INSTRUCTION: Establish how many lines in the material include the string "Land" and report it as a lone number.

(Dataset records on visual material)
────────
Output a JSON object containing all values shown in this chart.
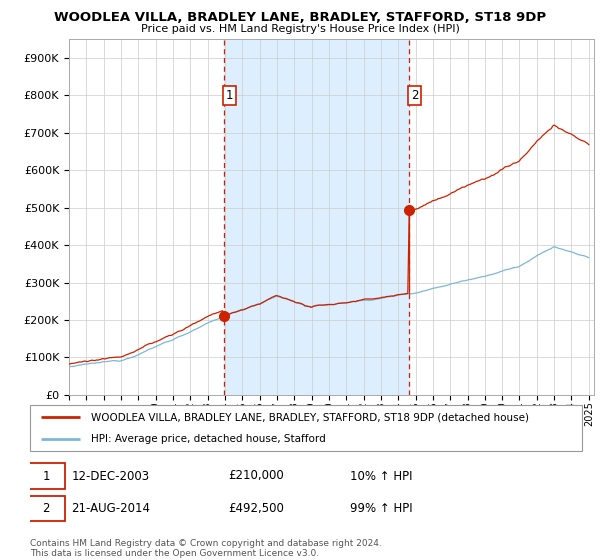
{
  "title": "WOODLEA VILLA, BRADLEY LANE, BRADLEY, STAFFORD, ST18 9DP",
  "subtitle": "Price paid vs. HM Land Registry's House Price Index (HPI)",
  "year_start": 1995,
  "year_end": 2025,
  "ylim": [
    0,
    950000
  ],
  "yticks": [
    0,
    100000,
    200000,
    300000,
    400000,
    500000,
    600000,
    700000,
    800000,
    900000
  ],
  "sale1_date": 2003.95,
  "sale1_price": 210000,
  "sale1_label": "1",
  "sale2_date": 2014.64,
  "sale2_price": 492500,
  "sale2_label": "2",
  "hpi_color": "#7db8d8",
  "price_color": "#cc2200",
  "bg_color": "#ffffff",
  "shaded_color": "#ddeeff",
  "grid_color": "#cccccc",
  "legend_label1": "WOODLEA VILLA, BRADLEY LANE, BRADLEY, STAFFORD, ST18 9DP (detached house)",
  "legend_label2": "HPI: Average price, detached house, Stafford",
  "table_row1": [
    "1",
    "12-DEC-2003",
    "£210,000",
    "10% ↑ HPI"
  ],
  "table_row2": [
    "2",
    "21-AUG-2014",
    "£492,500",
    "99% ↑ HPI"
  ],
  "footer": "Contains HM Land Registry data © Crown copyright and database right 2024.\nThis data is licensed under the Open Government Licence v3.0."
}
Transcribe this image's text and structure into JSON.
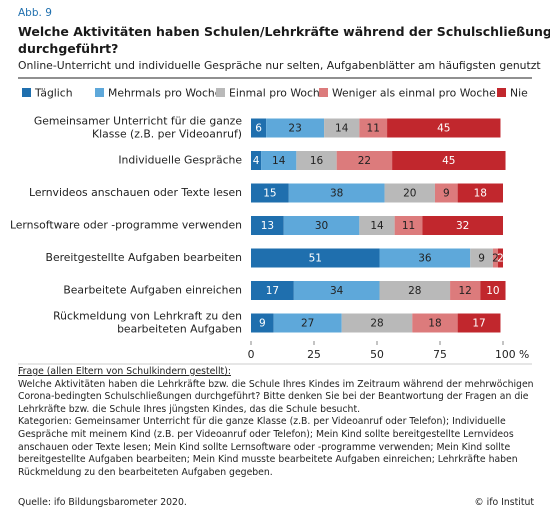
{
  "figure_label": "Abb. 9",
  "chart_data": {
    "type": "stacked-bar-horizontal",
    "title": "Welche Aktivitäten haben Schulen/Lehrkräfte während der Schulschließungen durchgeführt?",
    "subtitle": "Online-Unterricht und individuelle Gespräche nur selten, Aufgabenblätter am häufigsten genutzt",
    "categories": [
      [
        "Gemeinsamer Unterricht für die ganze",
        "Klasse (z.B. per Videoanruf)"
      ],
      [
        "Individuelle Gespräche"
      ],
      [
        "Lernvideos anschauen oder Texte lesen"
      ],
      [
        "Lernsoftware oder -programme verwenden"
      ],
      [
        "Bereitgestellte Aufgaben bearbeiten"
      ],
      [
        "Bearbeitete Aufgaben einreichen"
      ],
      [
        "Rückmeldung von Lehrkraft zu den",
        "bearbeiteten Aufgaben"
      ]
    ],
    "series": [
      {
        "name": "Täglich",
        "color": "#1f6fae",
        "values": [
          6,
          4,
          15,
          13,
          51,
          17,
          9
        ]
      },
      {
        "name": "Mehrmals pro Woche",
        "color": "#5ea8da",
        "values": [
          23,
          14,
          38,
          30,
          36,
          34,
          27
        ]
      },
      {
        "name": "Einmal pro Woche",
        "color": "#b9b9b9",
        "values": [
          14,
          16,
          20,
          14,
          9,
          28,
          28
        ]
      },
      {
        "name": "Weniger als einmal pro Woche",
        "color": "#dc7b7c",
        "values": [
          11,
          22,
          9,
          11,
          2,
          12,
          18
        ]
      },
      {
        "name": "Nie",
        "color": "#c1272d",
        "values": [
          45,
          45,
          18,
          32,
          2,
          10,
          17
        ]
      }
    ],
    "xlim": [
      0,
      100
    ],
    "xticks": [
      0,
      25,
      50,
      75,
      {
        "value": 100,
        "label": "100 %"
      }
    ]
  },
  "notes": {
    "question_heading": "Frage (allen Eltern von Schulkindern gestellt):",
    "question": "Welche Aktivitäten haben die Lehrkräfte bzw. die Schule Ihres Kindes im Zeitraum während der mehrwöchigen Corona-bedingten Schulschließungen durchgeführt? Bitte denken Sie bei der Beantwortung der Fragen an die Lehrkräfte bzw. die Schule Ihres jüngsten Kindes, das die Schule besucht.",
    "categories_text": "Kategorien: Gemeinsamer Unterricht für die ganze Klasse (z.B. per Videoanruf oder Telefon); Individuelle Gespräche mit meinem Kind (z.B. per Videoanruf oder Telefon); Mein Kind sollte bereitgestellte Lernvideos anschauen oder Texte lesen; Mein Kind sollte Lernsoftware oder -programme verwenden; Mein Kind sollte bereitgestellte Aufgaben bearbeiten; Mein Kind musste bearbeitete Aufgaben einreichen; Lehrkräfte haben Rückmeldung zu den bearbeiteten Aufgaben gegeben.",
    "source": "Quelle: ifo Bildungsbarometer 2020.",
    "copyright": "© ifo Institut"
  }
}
────────
REPLY: 2